What needs to be done ::
Return all lines with the word "xlabel" in them.

Data supplied ::
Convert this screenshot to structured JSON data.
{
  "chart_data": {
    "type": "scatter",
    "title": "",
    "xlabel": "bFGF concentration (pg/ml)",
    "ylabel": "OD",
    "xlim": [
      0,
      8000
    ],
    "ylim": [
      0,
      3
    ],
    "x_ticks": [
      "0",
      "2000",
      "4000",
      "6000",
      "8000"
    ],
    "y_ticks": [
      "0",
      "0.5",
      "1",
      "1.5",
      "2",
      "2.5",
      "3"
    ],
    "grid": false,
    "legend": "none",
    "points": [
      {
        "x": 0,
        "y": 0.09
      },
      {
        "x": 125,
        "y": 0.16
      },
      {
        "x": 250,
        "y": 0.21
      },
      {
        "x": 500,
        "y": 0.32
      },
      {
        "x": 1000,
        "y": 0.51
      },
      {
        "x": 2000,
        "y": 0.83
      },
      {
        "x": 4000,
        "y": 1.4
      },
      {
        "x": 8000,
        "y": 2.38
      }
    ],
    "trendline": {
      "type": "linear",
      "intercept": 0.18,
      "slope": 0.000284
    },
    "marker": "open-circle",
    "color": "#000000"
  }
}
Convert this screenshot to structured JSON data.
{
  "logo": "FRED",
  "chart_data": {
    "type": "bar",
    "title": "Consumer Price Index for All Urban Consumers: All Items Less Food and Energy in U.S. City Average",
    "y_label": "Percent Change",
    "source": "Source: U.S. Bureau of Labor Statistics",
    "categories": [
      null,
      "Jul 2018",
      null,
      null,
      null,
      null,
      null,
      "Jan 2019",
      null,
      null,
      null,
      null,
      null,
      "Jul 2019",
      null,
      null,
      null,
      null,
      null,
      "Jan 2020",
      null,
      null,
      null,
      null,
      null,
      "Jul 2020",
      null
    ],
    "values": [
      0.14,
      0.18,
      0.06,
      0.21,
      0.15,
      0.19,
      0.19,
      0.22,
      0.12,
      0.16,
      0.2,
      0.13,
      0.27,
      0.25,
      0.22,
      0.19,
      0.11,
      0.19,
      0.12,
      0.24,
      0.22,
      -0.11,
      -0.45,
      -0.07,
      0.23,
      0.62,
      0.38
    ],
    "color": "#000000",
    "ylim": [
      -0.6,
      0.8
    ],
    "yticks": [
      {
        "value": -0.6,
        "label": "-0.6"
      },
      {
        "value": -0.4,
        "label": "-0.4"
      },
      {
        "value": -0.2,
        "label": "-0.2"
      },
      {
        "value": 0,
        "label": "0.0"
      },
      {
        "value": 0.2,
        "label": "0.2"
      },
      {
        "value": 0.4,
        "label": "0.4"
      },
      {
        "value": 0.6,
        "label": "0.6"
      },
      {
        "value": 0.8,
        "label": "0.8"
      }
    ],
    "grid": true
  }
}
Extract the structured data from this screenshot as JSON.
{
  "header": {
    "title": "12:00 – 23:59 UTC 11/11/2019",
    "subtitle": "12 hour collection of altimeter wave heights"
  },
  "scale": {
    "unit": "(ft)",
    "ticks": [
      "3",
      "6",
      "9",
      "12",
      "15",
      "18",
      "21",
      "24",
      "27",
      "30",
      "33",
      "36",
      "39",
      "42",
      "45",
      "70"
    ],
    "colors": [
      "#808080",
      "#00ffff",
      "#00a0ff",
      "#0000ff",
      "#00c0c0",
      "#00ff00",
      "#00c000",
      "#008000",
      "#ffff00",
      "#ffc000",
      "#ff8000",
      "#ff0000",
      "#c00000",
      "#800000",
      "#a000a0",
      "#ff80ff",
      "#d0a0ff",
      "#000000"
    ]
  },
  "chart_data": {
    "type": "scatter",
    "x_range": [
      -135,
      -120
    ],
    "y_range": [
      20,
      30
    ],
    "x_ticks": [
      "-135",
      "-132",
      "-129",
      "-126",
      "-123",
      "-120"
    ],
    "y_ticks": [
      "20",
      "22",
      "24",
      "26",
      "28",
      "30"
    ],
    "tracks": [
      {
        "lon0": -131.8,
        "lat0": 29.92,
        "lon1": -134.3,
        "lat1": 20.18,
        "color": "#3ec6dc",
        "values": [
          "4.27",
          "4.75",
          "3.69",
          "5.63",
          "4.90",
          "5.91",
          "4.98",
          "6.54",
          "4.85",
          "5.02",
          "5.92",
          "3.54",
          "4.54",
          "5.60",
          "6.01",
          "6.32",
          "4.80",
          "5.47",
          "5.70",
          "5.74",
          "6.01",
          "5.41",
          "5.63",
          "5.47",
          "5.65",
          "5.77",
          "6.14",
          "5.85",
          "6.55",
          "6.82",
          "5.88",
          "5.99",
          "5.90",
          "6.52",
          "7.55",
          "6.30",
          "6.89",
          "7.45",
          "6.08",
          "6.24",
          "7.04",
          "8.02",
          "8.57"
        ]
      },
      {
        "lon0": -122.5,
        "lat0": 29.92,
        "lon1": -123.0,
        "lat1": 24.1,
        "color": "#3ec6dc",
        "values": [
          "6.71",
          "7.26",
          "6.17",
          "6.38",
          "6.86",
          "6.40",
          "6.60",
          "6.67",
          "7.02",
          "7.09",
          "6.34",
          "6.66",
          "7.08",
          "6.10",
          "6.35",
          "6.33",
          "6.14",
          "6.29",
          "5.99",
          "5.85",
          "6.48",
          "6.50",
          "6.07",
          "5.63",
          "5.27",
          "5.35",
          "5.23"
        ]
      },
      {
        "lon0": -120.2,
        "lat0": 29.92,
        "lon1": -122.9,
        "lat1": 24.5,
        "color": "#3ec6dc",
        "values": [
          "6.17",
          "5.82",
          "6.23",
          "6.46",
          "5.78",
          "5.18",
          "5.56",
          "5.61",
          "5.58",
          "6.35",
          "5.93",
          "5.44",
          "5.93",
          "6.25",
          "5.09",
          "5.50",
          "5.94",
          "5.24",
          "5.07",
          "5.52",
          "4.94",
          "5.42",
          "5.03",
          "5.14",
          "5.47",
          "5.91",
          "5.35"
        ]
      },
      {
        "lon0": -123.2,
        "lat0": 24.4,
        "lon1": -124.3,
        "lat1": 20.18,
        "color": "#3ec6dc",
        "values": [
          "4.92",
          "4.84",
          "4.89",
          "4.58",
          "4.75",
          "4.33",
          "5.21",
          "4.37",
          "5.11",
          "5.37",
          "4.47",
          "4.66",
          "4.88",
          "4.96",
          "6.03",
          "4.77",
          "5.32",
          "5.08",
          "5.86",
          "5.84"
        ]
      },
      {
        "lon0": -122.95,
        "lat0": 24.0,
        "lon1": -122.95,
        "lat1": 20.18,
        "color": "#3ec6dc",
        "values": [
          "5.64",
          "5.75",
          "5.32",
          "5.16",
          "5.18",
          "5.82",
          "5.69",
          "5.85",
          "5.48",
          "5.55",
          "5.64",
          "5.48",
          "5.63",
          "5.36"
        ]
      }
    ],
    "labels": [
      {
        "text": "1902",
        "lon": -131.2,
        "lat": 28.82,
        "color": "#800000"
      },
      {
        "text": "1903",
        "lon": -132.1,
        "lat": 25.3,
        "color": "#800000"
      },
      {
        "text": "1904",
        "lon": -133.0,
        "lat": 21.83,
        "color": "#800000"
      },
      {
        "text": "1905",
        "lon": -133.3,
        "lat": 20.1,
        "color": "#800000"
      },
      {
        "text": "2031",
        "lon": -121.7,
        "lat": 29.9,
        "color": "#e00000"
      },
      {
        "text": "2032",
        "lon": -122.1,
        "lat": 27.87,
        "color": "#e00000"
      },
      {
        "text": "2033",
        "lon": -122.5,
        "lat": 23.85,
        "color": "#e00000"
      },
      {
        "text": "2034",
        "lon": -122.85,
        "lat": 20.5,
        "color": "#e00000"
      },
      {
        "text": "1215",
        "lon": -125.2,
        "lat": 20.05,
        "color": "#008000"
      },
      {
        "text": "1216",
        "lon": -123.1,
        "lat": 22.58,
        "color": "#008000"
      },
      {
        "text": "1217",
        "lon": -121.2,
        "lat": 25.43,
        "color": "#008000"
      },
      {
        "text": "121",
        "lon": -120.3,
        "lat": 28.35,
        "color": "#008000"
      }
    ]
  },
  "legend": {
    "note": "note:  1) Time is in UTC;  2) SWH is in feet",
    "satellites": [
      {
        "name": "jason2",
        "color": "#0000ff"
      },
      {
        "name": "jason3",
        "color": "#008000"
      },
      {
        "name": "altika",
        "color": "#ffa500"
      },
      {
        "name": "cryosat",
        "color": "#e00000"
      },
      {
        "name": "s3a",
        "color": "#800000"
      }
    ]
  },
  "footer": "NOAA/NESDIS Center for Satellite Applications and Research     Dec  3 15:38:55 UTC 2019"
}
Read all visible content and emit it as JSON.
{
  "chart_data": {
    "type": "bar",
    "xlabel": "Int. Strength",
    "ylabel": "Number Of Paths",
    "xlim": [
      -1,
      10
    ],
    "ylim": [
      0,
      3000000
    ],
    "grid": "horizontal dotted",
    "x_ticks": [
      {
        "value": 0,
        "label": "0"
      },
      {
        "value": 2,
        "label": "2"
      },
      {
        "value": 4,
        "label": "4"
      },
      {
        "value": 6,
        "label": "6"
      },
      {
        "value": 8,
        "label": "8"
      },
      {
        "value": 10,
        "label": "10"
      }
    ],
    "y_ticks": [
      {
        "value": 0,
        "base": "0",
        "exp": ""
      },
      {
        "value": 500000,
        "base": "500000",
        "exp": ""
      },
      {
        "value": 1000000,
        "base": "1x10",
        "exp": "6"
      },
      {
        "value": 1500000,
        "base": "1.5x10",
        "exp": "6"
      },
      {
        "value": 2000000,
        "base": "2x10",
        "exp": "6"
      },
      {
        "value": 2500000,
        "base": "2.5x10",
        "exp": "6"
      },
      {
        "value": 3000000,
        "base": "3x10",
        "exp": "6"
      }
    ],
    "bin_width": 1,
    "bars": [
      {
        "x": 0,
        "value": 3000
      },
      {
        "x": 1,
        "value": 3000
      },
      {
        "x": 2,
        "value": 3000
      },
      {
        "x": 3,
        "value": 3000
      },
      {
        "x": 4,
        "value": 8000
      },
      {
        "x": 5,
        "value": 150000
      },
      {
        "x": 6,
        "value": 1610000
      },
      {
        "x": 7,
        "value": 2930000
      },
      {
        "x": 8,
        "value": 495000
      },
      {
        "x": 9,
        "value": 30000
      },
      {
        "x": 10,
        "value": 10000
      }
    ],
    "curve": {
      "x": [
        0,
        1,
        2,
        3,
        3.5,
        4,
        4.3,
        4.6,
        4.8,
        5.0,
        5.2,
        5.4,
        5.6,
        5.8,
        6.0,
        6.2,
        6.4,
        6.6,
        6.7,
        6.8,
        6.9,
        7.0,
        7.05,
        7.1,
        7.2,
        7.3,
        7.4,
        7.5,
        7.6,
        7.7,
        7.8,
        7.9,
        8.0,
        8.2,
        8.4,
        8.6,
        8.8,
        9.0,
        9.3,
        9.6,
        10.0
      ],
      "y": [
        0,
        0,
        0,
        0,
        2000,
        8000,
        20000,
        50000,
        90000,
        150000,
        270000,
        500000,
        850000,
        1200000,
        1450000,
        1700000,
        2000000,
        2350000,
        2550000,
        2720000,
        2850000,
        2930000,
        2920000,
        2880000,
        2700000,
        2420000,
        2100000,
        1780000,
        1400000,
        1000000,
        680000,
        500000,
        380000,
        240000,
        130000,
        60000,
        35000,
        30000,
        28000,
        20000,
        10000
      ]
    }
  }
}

Exercise output ::
    "xlabel": "bFGF concentration (pg/ml)",
    "xlabel": "Int. Strength",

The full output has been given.